* begin Records for processing *
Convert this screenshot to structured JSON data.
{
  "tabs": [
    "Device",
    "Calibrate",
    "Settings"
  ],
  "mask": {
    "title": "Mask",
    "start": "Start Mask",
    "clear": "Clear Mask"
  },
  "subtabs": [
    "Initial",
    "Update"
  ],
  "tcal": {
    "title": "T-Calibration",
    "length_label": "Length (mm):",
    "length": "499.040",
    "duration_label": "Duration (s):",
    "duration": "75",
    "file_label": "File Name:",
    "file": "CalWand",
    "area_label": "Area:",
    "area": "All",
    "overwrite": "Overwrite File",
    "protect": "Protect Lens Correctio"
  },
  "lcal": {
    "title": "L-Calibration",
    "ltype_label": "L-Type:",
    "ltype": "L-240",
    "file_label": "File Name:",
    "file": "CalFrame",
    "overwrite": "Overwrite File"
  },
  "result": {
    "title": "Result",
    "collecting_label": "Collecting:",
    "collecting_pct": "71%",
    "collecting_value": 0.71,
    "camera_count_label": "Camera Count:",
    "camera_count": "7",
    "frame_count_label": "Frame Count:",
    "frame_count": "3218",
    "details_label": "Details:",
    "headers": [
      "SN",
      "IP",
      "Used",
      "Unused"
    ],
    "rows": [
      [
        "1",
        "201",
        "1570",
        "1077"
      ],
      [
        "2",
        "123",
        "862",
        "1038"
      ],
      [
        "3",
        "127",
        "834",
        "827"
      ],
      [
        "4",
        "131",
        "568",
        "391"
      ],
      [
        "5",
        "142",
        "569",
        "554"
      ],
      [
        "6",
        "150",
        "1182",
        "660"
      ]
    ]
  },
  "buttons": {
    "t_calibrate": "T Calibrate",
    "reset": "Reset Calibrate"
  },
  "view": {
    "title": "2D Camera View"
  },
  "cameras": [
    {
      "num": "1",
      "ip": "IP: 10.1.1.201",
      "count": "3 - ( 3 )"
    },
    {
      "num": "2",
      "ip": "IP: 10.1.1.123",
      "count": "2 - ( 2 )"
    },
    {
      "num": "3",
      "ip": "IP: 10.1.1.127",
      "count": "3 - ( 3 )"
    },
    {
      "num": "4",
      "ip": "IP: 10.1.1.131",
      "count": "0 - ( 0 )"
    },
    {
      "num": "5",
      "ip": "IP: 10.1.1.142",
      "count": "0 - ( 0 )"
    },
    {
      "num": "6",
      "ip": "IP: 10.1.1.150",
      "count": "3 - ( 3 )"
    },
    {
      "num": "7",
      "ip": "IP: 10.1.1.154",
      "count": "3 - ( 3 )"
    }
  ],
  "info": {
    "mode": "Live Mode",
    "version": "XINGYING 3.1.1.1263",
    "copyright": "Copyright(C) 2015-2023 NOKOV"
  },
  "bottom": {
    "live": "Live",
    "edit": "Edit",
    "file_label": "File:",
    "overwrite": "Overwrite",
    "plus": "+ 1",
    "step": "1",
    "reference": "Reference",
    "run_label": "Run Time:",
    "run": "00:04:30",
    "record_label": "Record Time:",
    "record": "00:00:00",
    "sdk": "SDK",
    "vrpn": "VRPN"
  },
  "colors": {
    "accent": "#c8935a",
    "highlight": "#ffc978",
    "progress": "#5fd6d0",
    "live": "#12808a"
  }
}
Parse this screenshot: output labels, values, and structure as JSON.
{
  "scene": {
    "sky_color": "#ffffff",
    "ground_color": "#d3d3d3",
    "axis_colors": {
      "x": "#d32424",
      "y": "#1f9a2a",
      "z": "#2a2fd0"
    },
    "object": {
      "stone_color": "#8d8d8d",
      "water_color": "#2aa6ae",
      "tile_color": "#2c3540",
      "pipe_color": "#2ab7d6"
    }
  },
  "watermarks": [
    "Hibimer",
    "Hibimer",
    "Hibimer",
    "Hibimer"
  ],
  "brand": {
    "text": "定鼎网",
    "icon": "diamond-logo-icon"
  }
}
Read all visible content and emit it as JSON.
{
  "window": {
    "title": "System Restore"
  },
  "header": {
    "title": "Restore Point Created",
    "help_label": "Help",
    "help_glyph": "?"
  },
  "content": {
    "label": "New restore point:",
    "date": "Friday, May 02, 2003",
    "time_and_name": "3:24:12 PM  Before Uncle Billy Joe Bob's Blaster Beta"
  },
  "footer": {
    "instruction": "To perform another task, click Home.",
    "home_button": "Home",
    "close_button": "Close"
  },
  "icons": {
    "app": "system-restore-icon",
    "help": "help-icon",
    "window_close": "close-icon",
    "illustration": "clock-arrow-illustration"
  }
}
* end Records for processing *
**What is expected**
Extract the listing in its entirety, matching it exactly.

**Final result**
Convert this screenshot to structured JSON data.
{
  "tabs": [
    "Device",
    "Calibrate",
    "Settings"
  ],
  "mask": {
    "title": "Mask",
    "start": "Start Mask",
    "clear": "Clear Mask"
  },
  "subtabs": [
    "Initial",
    "Update"
  ],
  "tcal": {
    "title": "T-Calibration",
    "length_label": "Length (mm):",
    "length": "499.040",
    "duration_label": "Duration (s):",
    "duration": "75",
    "file_label": "File Name:",
    "file": "CalWand",
    "area_label": "Area:",
    "area": "All",
    "overwrite": "Overwrite File",
    "protect": "Protect Lens Correctio"
  },
  "lcal": {
    "title": "L-Calibration",
    "ltype_label": "L-Type:",
    "ltype": "L-240",
    "file_label": "File Name:",
    "file": "CalFrame",
    "overwrite": "Overwrite File"
  },
  "result": {
    "title": "Result",
    "collecting_label": "Collecting:",
    "collecting_pct": "71%",
    "collecting_value": 0.71,
    "camera_count_label": "Camera Count:",
    "camera_count": "7",
    "frame_count_label": "Frame Count:",
    "frame_count": "3218",
    "details_label": "Details:",
    "headers": [
      "SN",
      "IP",
      "Used",
      "Unused"
    ],
    "rows": [
      [
        "1",
        "201",
        "1570",
        "1077"
      ],
      [
        "2",
        "123",
        "862",
        "1038"
      ],
      [
        "3",
        "127",
        "834",
        "827"
      ],
      [
        "4",
        "131",
        "568",
        "391"
      ],
      [
        "5",
        "142",
        "569",
        "554"
      ],
      [
        "6",
        "150",
        "1182",
        "660"
      ]
    ]
  },
  "buttons": {
    "t_calibrate": "T Calibrate",
    "reset": "Reset Calibrate"
  },
  "view": {
    "title": "2D Camera View"
  },
  "cameras": [
    {
      "num": "1",
      "ip": "IP: 10.1.1.201",
      "count": "3 - ( 3 )"
    },
    {
      "num": "2",
      "ip": "IP: 10.1.1.123",
      "count": "2 - ( 2 )"
    },
    {
      "num": "3",
      "ip": "IP: 10.1.1.127",
      "count": "3 - ( 3 )"
    },
    {
      "num": "4",
      "ip": "IP: 10.1.1.131",
      "count": "0 - ( 0 )"
    },
    {
      "num": "5",
      "ip": "IP: 10.1.1.142",
      "count": "0 - ( 0 )"
    },
    {
      "num": "6",
      "ip": "IP: 10.1.1.150",
      "count": "3 - ( 3 )"
    },
    {
      "num": "7",
      "ip": "IP: 10.1.1.154",
      "count": "3 - ( 3 )"
    }
  ],
  "info": {
    "mode": "Live Mode",
    "version": "XINGYING 3.1.1.1263",
    "copyright": "Copyright(C) 2015-2023 NOKOV"
  },
  "bottom": {
    "live": "Live",
    "edit": "Edit",
    "file_label": "File:",
    "overwrite": "Overwrite",
    "plus": "+ 1",
    "step": "1",
    "reference": "Reference",
    "run_label": "Run Time:",
    "run": "00:04:30",
    "record_label": "Record Time:",
    "record": "00:00:00",
    "sdk": "SDK",
    "vrpn": "VRPN"
  },
  "colors": {
    "accent": "#c8935a",
    "highlight": "#ffc978",
    "progress": "#5fd6d0",
    "live": "#12808a"
  }
}
Parse this screenshot: output labels, values, and structure as JSON.
{
  "scene": {
    "sky_color": "#ffffff",
    "ground_color": "#d3d3d3",
    "axis_colors": {
      "x": "#d32424",
      "y": "#1f9a2a",
      "z": "#2a2fd0"
    },
    "object": {
      "stone_color": "#8d8d8d",
      "water_color": "#2aa6ae",
      "tile_color": "#2c3540",
      "pipe_color": "#2ab7d6"
    }
  },
  "watermarks": [
    "Hibimer",
    "Hibimer",
    "Hibimer",
    "Hibimer"
  ],
  "brand": {
    "text": "定鼎网",
    "icon": "diamond-logo-icon"
  }
}
Read all visible content and emit it as JSON.
{
  "window": {
    "title": "System Restore"
  },
  "header": {
    "title": "Restore Point Created",
    "help_label": "Help",
    "help_glyph": "?"
  },
  "content": {
    "label": "New restore point:",
    "date": "Friday, May 02, 2003",
    "time_and_name": "3:24:12 PM  Before Uncle Billy Joe Bob's Blaster Beta"
  },
  "footer": {
    "instruction": "To perform another task, click Home.",
    "home_button": "Home",
    "close_button": "Close"
  },
  "icons": {
    "app": "system-restore-icon",
    "help": "help-icon",
    "window_close": "close-icon",
    "illustration": "clock-arrow-illustration"
  }
}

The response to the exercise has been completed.